[TASK TO CARRY OUT] Transcribe the records that follow, preserving every word.

[ENTRIES]
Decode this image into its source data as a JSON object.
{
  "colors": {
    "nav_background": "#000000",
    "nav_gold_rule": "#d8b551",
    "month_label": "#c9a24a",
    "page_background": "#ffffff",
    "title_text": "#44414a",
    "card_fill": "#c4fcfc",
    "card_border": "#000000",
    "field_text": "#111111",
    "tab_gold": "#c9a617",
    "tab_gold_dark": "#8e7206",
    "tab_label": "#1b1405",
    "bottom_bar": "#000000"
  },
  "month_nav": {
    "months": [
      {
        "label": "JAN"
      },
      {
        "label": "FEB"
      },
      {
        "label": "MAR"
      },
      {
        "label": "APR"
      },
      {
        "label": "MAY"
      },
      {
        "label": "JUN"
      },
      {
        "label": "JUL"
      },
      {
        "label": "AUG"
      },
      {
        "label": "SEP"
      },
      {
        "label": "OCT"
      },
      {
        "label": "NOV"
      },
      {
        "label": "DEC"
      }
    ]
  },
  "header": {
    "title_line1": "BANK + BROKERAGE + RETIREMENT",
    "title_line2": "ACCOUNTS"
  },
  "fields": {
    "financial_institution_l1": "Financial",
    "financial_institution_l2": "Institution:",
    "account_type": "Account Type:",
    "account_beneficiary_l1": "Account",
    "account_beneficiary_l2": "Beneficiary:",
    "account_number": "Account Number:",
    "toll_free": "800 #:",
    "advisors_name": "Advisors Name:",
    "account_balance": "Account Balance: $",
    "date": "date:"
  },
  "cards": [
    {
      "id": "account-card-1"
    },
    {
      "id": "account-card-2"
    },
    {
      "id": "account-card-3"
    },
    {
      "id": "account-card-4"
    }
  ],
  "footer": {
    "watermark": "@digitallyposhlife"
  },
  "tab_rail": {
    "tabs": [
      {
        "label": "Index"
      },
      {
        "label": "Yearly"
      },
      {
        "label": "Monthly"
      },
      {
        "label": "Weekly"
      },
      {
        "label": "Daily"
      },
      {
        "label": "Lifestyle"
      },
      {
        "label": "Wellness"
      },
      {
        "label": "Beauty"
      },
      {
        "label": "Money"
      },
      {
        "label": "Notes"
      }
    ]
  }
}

[ANSWER TO THE TASK]
Decode this image into its source data as a JSON object.
{
  "colors": {
    "nav_background": "#000000",
    "nav_gold_rule": "#d8b551",
    "month_label": "#c9a24a",
    "page_background": "#ffffff",
    "title_text": "#44414a",
    "card_fill": "#c4fcfc",
    "card_border": "#000000",
    "field_text": "#111111",
    "tab_gold": "#c9a617",
    "tab_gold_dark": "#8e7206",
    "tab_label": "#1b1405",
    "bottom_bar": "#000000"
  },
  "month_nav": {
    "months": [
      {
        "label": "JAN"
      },
      {
        "label": "FEB"
      },
      {
        "label": "MAR"
      },
      {
        "label": "APR"
      },
      {
        "label": "MAY"
      },
      {
        "label": "JUN"
      },
      {
        "label": "JUL"
      },
      {
        "label": "AUG"
      },
      {
        "label": "SEP"
      },
      {
        "label": "OCT"
      },
      {
        "label": "NOV"
      },
      {
        "label": "DEC"
      }
    ]
  },
  "header": {
    "title_line1": "BANK + BROKERAGE + RETIREMENT",
    "title_line2": "ACCOUNTS"
  },
  "fields": {
    "financial_institution_l1": "Financial",
    "financial_institution_l2": "Institution:",
    "account_type": "Account Type:",
    "account_beneficiary_l1": "Account",
    "account_beneficiary_l2": "Beneficiary:",
    "account_number": "Account Number:",
    "toll_free": "800 #:",
    "advisors_name": "Advisors Name:",
    "account_balance": "Account Balance: $",
    "date": "date:"
  },
  "cards": [
    {
      "id": "account-card-1"
    },
    {
      "id": "account-card-2"
    },
    {
      "id": "account-card-3"
    },
    {
      "id": "account-card-4"
    }
  ],
  "footer": {
    "watermark": "@digitallyposhlife"
  },
  "tab_rail": {
    "tabs": [
      {
        "label": "Index"
      },
      {
        "label": "Yearly"
      },
      {
        "label": "Monthly"
      },
      {
        "label": "Weekly"
      },
      {
        "label": "Daily"
      },
      {
        "label": "Lifestyle"
      },
      {
        "label": "Wellness"
      },
      {
        "label": "Beauty"
      },
      {
        "label": "Money"
      },
      {
        "label": "Notes"
      }
    ]
  }
}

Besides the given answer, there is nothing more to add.